Problem to solve. Set down each entry from the block beneath, exactly as written.

Rows from a dataset:
· · · ·
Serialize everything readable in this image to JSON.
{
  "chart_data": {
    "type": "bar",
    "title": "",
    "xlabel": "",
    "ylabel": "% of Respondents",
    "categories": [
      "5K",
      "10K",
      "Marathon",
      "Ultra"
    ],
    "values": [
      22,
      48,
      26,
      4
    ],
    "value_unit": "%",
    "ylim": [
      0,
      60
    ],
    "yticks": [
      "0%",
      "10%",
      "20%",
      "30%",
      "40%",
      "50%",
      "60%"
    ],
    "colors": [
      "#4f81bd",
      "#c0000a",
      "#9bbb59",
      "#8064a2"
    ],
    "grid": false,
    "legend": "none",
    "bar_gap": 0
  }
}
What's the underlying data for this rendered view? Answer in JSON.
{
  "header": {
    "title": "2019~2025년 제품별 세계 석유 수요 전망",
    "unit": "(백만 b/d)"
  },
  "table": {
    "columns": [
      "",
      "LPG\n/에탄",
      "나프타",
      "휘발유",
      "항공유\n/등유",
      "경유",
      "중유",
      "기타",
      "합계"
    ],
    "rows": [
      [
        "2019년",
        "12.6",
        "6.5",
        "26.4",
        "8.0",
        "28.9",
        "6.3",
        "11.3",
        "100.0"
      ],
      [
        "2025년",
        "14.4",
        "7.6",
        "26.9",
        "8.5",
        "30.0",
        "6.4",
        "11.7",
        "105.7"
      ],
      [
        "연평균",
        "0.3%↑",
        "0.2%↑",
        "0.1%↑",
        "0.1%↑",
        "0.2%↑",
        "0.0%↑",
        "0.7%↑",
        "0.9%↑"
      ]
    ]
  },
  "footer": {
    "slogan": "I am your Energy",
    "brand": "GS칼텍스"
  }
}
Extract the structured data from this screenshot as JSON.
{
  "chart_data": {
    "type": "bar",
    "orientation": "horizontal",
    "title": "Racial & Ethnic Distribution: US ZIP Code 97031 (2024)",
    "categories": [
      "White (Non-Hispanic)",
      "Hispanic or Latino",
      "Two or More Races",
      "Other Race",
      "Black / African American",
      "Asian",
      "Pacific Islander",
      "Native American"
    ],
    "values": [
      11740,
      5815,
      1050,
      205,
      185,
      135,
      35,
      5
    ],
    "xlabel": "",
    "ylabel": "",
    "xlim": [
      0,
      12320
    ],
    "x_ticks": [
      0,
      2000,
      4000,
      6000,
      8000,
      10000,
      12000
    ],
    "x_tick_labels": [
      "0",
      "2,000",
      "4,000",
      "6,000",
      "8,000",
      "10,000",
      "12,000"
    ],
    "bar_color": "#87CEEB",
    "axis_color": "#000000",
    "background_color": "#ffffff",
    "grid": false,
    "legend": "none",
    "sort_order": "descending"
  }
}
· · · ·
The solution.
Serialize everything readable in this image to JSON.
{
  "chart_data": {
    "type": "bar",
    "title": "",
    "xlabel": "",
    "ylabel": "% of Respondents",
    "categories": [
      "5K",
      "10K",
      "Marathon",
      "Ultra"
    ],
    "values": [
      22,
      48,
      26,
      4
    ],
    "value_unit": "%",
    "ylim": [
      0,
      60
    ],
    "yticks": [
      "0%",
      "10%",
      "20%",
      "30%",
      "40%",
      "50%",
      "60%"
    ],
    "colors": [
      "#4f81bd",
      "#c0000a",
      "#9bbb59",
      "#8064a2"
    ],
    "grid": false,
    "legend": "none",
    "bar_gap": 0
  }
}
What's the underlying data for this rendered view? Answer in JSON.
{
  "header": {
    "title": "2019~2025년 제품별 세계 석유 수요 전망",
    "unit": "(백만 b/d)"
  },
  "table": {
    "columns": [
      "",
      "LPG\n/에탄",
      "나프타",
      "휘발유",
      "항공유\n/등유",
      "경유",
      "중유",
      "기타",
      "합계"
    ],
    "rows": [
      [
        "2019년",
        "12.6",
        "6.5",
        "26.4",
        "8.0",
        "28.9",
        "6.3",
        "11.3",
        "100.0"
      ],
      [
        "2025년",
        "14.4",
        "7.6",
        "26.9",
        "8.5",
        "30.0",
        "6.4",
        "11.7",
        "105.7"
      ],
      [
        "연평균",
        "0.3%↑",
        "0.2%↑",
        "0.1%↑",
        "0.1%↑",
        "0.2%↑",
        "0.0%↑",
        "0.7%↑",
        "0.9%↑"
      ]
    ]
  },
  "footer": {
    "slogan": "I am your Energy",
    "brand": "GS칼텍스"
  }
}
Extract the structured data from this screenshot as JSON.
{
  "chart_data": {
    "type": "bar",
    "orientation": "horizontal",
    "title": "Racial & Ethnic Distribution: US ZIP Code 97031 (2024)",
    "categories": [
      "White (Non-Hispanic)",
      "Hispanic or Latino",
      "Two or More Races",
      "Other Race",
      "Black / African American",
      "Asian",
      "Pacific Islander",
      "Native American"
    ],
    "values": [
      11740,
      5815,
      1050,
      205,
      185,
      135,
      35,
      5
    ],
    "xlabel": "",
    "ylabel": "",
    "xlim": [
      0,
      12320
    ],
    "x_ticks": [
      0,
      2000,
      4000,
      6000,
      8000,
      10000,
      12000
    ],
    "x_tick_labels": [
      "0",
      "2,000",
      "4,000",
      "6,000",
      "8,000",
      "10,000",
      "12,000"
    ],
    "bar_color": "#87CEEB",
    "axis_color": "#000000",
    "background_color": "#ffffff",
    "grid": false,
    "legend": "none",
    "sort_order": "descending"
  }
}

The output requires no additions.